[Start of RECORDED INFORMATION]

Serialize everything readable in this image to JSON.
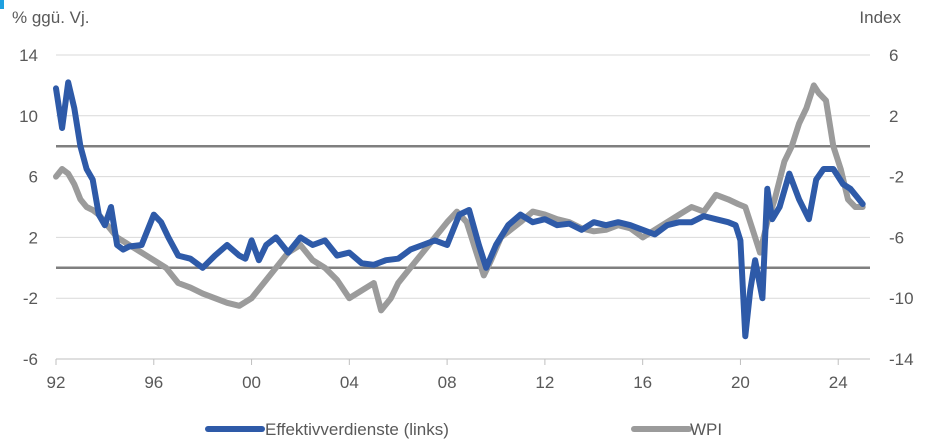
{
  "chart_data": {
    "type": "line",
    "left_axis_label": "% ggü. Vj.",
    "right_axis_label": "Index",
    "x_ticks": [
      "92",
      "96",
      "00",
      "04",
      "08",
      "12",
      "16",
      "20",
      "24"
    ],
    "x_range": [
      1992,
      2025.3
    ],
    "y_left": {
      "ticks": [
        14,
        10,
        6,
        2,
        -2,
        -6
      ],
      "range": [
        -6,
        14
      ]
    },
    "y_right": {
      "ticks": [
        6,
        2,
        -2,
        -6,
        -10,
        -14
      ],
      "range": [
        -14,
        6
      ]
    },
    "reference_lines_left": [
      8,
      0
    ],
    "grid": true,
    "legend_position": "bottom",
    "series": [
      {
        "name": "Effektivverdienste (links)",
        "axis": "left",
        "color": "#2e5aa8",
        "x": [
          1992.0,
          1992.25,
          1992.5,
          1992.75,
          1993.0,
          1993.25,
          1993.5,
          1993.75,
          1994.0,
          1994.25,
          1994.5,
          1994.75,
          1995.0,
          1995.5,
          1996.0,
          1996.3,
          1996.6,
          1997.0,
          1997.5,
          1998.0,
          1998.5,
          1999.0,
          1999.5,
          1999.75,
          2000.0,
          2000.3,
          2000.6,
          2001.0,
          2001.5,
          2002.0,
          2002.5,
          2003.0,
          2003.5,
          2004.0,
          2004.5,
          2005.0,
          2005.5,
          2006.0,
          2006.5,
          2007.0,
          2007.5,
          2008.0,
          2008.5,
          2008.9,
          2009.3,
          2009.6,
          2010.0,
          2010.5,
          2011.0,
          2011.5,
          2012.0,
          2012.5,
          2013.0,
          2013.5,
          2014.0,
          2014.5,
          2015.0,
          2015.5,
          2016.0,
          2016.5,
          2017.0,
          2017.5,
          2018.0,
          2018.5,
          2019.0,
          2019.5,
          2019.8,
          2020.0,
          2020.2,
          2020.4,
          2020.6,
          2020.9,
          2021.1,
          2021.3,
          2021.6,
          2022.0,
          2022.4,
          2022.8,
          2023.1,
          2023.4,
          2023.8,
          2024.2,
          2024.5,
          2024.8,
          2025.0
        ],
        "values": [
          11.8,
          9.2,
          12.2,
          10.5,
          8.0,
          6.5,
          5.8,
          3.5,
          2.8,
          4.0,
          1.5,
          1.2,
          1.4,
          1.5,
          3.5,
          3.0,
          2.0,
          0.8,
          0.6,
          0.0,
          0.8,
          1.5,
          0.8,
          0.6,
          1.8,
          0.5,
          1.5,
          2.0,
          1.0,
          2.0,
          1.5,
          1.8,
          0.8,
          1.0,
          0.3,
          0.2,
          0.5,
          0.6,
          1.2,
          1.5,
          1.8,
          1.5,
          3.5,
          3.8,
          1.5,
          0.0,
          1.5,
          2.8,
          3.5,
          3.0,
          3.2,
          2.8,
          2.9,
          2.5,
          3.0,
          2.8,
          3.0,
          2.8,
          2.5,
          2.2,
          2.8,
          3.0,
          3.0,
          3.4,
          3.2,
          3.0,
          2.8,
          1.8,
          -4.5,
          -1.5,
          0.5,
          -2.0,
          5.2,
          3.2,
          4.0,
          6.2,
          4.5,
          3.2,
          5.8,
          6.5,
          6.5,
          5.5,
          5.2,
          4.6,
          4.2
        ]
      },
      {
        "name": "WPI",
        "axis": "right",
        "color": "#9b9b9b",
        "x": [
          1992.0,
          1992.25,
          1992.5,
          1992.75,
          1993.0,
          1993.25,
          1993.5,
          1993.75,
          1994.0,
          1994.5,
          1995.0,
          1995.5,
          1996.0,
          1996.5,
          1997.0,
          1997.5,
          1998.0,
          1998.5,
          1999.0,
          1999.5,
          2000.0,
          2000.5,
          2001.0,
          2001.5,
          2002.0,
          2002.5,
          2003.0,
          2003.5,
          2004.0,
          2004.5,
          2005.0,
          2005.3,
          2005.7,
          2006.0,
          2006.5,
          2007.0,
          2007.5,
          2008.0,
          2008.4,
          2008.8,
          2009.2,
          2009.5,
          2009.8,
          2010.2,
          2010.6,
          2011.0,
          2011.5,
          2012.0,
          2012.5,
          2013.0,
          2013.5,
          2014.0,
          2014.5,
          2015.0,
          2015.5,
          2016.0,
          2016.5,
          2017.0,
          2017.5,
          2018.0,
          2018.5,
          2019.0,
          2019.5,
          2019.9,
          2020.2,
          2020.5,
          2020.8,
          2021.1,
          2021.4,
          2021.8,
          2022.1,
          2022.4,
          2022.7,
          2023.0,
          2023.2,
          2023.5,
          2023.8,
          2024.1,
          2024.4,
          2024.7,
          2025.0
        ],
        "values": [
          -2.0,
          -1.5,
          -1.8,
          -2.5,
          -3.5,
          -4.0,
          -4.2,
          -4.5,
          -5.0,
          -6.0,
          -6.5,
          -7.0,
          -7.5,
          -8.0,
          -9.0,
          -9.3,
          -9.7,
          -10.0,
          -10.3,
          -10.5,
          -10.0,
          -9.0,
          -8.0,
          -7.0,
          -6.5,
          -7.5,
          -8.0,
          -8.8,
          -10.0,
          -9.5,
          -9.0,
          -10.8,
          -10.0,
          -9.0,
          -8.0,
          -7.0,
          -6.0,
          -5.0,
          -4.3,
          -5.0,
          -7.0,
          -8.5,
          -7.5,
          -6.0,
          -5.5,
          -5.0,
          -4.3,
          -4.5,
          -4.8,
          -5.0,
          -5.4,
          -5.6,
          -5.5,
          -5.2,
          -5.4,
          -6.0,
          -5.5,
          -5.0,
          -4.5,
          -4.0,
          -4.3,
          -3.2,
          -3.5,
          -3.8,
          -4.0,
          -5.5,
          -7.0,
          -5.0,
          -3.5,
          -1.0,
          0.0,
          1.5,
          2.5,
          4.0,
          3.5,
          3.0,
          0.0,
          -1.5,
          -3.5,
          -4.0,
          -4.0
        ]
      }
    ]
  }
}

[End of RECORDED INFORMATION]

BRIEF — Restate the data above word for word. Do not include the images.

SOLUTION TO THIS TASK —
Serialize everything readable in this image to JSON.
{
  "chart_data": {
    "type": "line",
    "left_axis_label": "% ggü. Vj.",
    "right_axis_label": "Index",
    "x_ticks": [
      "92",
      "96",
      "00",
      "04",
      "08",
      "12",
      "16",
      "20",
      "24"
    ],
    "x_range": [
      1992,
      2025.3
    ],
    "y_left": {
      "ticks": [
        14,
        10,
        6,
        2,
        -2,
        -6
      ],
      "range": [
        -6,
        14
      ]
    },
    "y_right": {
      "ticks": [
        6,
        2,
        -2,
        -6,
        -10,
        -14
      ],
      "range": [
        -14,
        6
      ]
    },
    "reference_lines_left": [
      8,
      0
    ],
    "grid": true,
    "legend_position": "bottom",
    "series": [
      {
        "name": "Effektivverdienste (links)",
        "axis": "left",
        "color": "#2e5aa8",
        "x": [
          1992.0,
          1992.25,
          1992.5,
          1992.75,
          1993.0,
          1993.25,
          1993.5,
          1993.75,
          1994.0,
          1994.25,
          1994.5,
          1994.75,
          1995.0,
          1995.5,
          1996.0,
          1996.3,
          1996.6,
          1997.0,
          1997.5,
          1998.0,
          1998.5,
          1999.0,
          1999.5,
          1999.75,
          2000.0,
          2000.3,
          2000.6,
          2001.0,
          2001.5,
          2002.0,
          2002.5,
          2003.0,
          2003.5,
          2004.0,
          2004.5,
          2005.0,
          2005.5,
          2006.0,
          2006.5,
          2007.0,
          2007.5,
          2008.0,
          2008.5,
          2008.9,
          2009.3,
          2009.6,
          2010.0,
          2010.5,
          2011.0,
          2011.5,
          2012.0,
          2012.5,
          2013.0,
          2013.5,
          2014.0,
          2014.5,
          2015.0,
          2015.5,
          2016.0,
          2016.5,
          2017.0,
          2017.5,
          2018.0,
          2018.5,
          2019.0,
          2019.5,
          2019.8,
          2020.0,
          2020.2,
          2020.4,
          2020.6,
          2020.9,
          2021.1,
          2021.3,
          2021.6,
          2022.0,
          2022.4,
          2022.8,
          2023.1,
          2023.4,
          2023.8,
          2024.2,
          2024.5,
          2024.8,
          2025.0
        ],
        "values": [
          11.8,
          9.2,
          12.2,
          10.5,
          8.0,
          6.5,
          5.8,
          3.5,
          2.8,
          4.0,
          1.5,
          1.2,
          1.4,
          1.5,
          3.5,
          3.0,
          2.0,
          0.8,
          0.6,
          0.0,
          0.8,
          1.5,
          0.8,
          0.6,
          1.8,
          0.5,
          1.5,
          2.0,
          1.0,
          2.0,
          1.5,
          1.8,
          0.8,
          1.0,
          0.3,
          0.2,
          0.5,
          0.6,
          1.2,
          1.5,
          1.8,
          1.5,
          3.5,
          3.8,
          1.5,
          0.0,
          1.5,
          2.8,
          3.5,
          3.0,
          3.2,
          2.8,
          2.9,
          2.5,
          3.0,
          2.8,
          3.0,
          2.8,
          2.5,
          2.2,
          2.8,
          3.0,
          3.0,
          3.4,
          3.2,
          3.0,
          2.8,
          1.8,
          -4.5,
          -1.5,
          0.5,
          -2.0,
          5.2,
          3.2,
          4.0,
          6.2,
          4.5,
          3.2,
          5.8,
          6.5,
          6.5,
          5.5,
          5.2,
          4.6,
          4.2
        ]
      },
      {
        "name": "WPI",
        "axis": "right",
        "color": "#9b9b9b",
        "x": [
          1992.0,
          1992.25,
          1992.5,
          1992.75,
          1993.0,
          1993.25,
          1993.5,
          1993.75,
          1994.0,
          1994.5,
          1995.0,
          1995.5,
          1996.0,
          1996.5,
          1997.0,
          1997.5,
          1998.0,
          1998.5,
          1999.0,
          1999.5,
          2000.0,
          2000.5,
          2001.0,
          2001.5,
          2002.0,
          2002.5,
          2003.0,
          2003.5,
          2004.0,
          2004.5,
          2005.0,
          2005.3,
          2005.7,
          2006.0,
          2006.5,
          2007.0,
          2007.5,
          2008.0,
          2008.4,
          2008.8,
          2009.2,
          2009.5,
          2009.8,
          2010.2,
          2010.6,
          2011.0,
          2011.5,
          2012.0,
          2012.5,
          2013.0,
          2013.5,
          2014.0,
          2014.5,
          2015.0,
          2015.5,
          2016.0,
          2016.5,
          2017.0,
          2017.5,
          2018.0,
          2018.5,
          2019.0,
          2019.5,
          2019.9,
          2020.2,
          2020.5,
          2020.8,
          2021.1,
          2021.4,
          2021.8,
          2022.1,
          2022.4,
          2022.7,
          2023.0,
          2023.2,
          2023.5,
          2023.8,
          2024.1,
          2024.4,
          2024.7,
          2025.0
        ],
        "values": [
          -2.0,
          -1.5,
          -1.8,
          -2.5,
          -3.5,
          -4.0,
          -4.2,
          -4.5,
          -5.0,
          -6.0,
          -6.5,
          -7.0,
          -7.5,
          -8.0,
          -9.0,
          -9.3,
          -9.7,
          -10.0,
          -10.3,
          -10.5,
          -10.0,
          -9.0,
          -8.0,
          -7.0,
          -6.5,
          -7.5,
          -8.0,
          -8.8,
          -10.0,
          -9.5,
          -9.0,
          -10.8,
          -10.0,
          -9.0,
          -8.0,
          -7.0,
          -6.0,
          -5.0,
          -4.3,
          -5.0,
          -7.0,
          -8.5,
          -7.5,
          -6.0,
          -5.5,
          -5.0,
          -4.3,
          -4.5,
          -4.8,
          -5.0,
          -5.4,
          -5.6,
          -5.5,
          -5.2,
          -5.4,
          -6.0,
          -5.5,
          -5.0,
          -4.5,
          -4.0,
          -4.3,
          -3.2,
          -3.5,
          -3.8,
          -4.0,
          -5.5,
          -7.0,
          -5.0,
          -3.5,
          -1.0,
          0.0,
          1.5,
          2.5,
          4.0,
          3.5,
          3.0,
          0.0,
          -1.5,
          -3.5,
          -4.0,
          -4.0
        ]
      }
    ]
  }
}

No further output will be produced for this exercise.